◆ TEXTE FOURNI
▼
La belle écriture serrée au français et à l’orthographe impeccables de celle qui est sortie très jeune major de sa promotion de l’École Normale, court ainsi sur les 1300 pages du journal qu’elle a tenu pendant trente ans jusqu’à sa mort.
Les premières années, ma grand-mère écrit dans les cahiers d’écoliers non utilisés (rien ne se perd). Les évènements y sont détaillées, certaines journées occupent plusieurs pages. Le récit va ensuite s’organiser de manière plus systématique dans les agendas de l’UNICEF qu’elle achète tous les ans. L’écriture s’adapte à la taille de la case consacrée au jour. S’il le faut elle s’amenuise, se condense, quelques abréviations apparaissent pour ne sacrifier aucune information au manque de place.
▲
(Entrées de données enregistrées)
▼
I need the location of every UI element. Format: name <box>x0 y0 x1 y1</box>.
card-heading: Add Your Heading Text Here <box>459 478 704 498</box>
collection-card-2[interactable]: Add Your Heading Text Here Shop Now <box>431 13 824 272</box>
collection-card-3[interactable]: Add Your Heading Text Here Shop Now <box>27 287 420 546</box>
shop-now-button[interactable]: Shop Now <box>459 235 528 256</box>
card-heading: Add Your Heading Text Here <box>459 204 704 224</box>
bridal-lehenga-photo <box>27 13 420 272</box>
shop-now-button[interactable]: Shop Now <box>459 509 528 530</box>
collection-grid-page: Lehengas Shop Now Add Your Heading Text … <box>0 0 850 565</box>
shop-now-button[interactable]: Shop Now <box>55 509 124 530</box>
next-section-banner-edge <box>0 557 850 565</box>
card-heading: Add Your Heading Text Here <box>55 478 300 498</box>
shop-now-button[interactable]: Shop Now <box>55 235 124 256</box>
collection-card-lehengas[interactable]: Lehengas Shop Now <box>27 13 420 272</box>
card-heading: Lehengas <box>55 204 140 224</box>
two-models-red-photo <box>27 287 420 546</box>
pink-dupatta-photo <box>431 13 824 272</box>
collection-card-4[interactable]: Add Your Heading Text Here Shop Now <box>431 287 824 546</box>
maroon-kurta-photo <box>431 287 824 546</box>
▲
◆ CONSIGNE 1
Selon le texte fourni, pendant combien d'années le journal a-t-il été tenu ?
◆ CONSIGNE 2
Reproduisez tout ce qui va de « La belle écriture » jusqu'à « manque de place. » dans le texte fourni.

◆ RÉPONSE RÉDIGÉE 1
Il a été tenu pendant trente ans, jusqu'à sa mort.

◆ RÉPONSE RÉDIGÉE 2
La belle écriture serrée au français et à l’orthographe impeccables de celle qui est sortie très jeune major de sa promotion de l’École Normale, court ainsi sur les 1300 pages du journal qu’elle a tenu pendant trente ans jusqu’à sa mort.
Les premières années, ma grand-mère écrit dans les cahiers d’écoliers non utilisés (rien ne se perd). Les évènements y sont détaillées, certaines journées occupent plusieurs pages. Le récit va ensuite s’organiser de manière plus systématique dans les agendas de l’UNICEF qu’elle achète tous les ans. L’écriture s’adapte à la taille de la case consacrée au jour. S’il le faut elle s’amenuise, se condense, quelques abréviations apparaissent pour ne sacrifier aucune information au manque de place.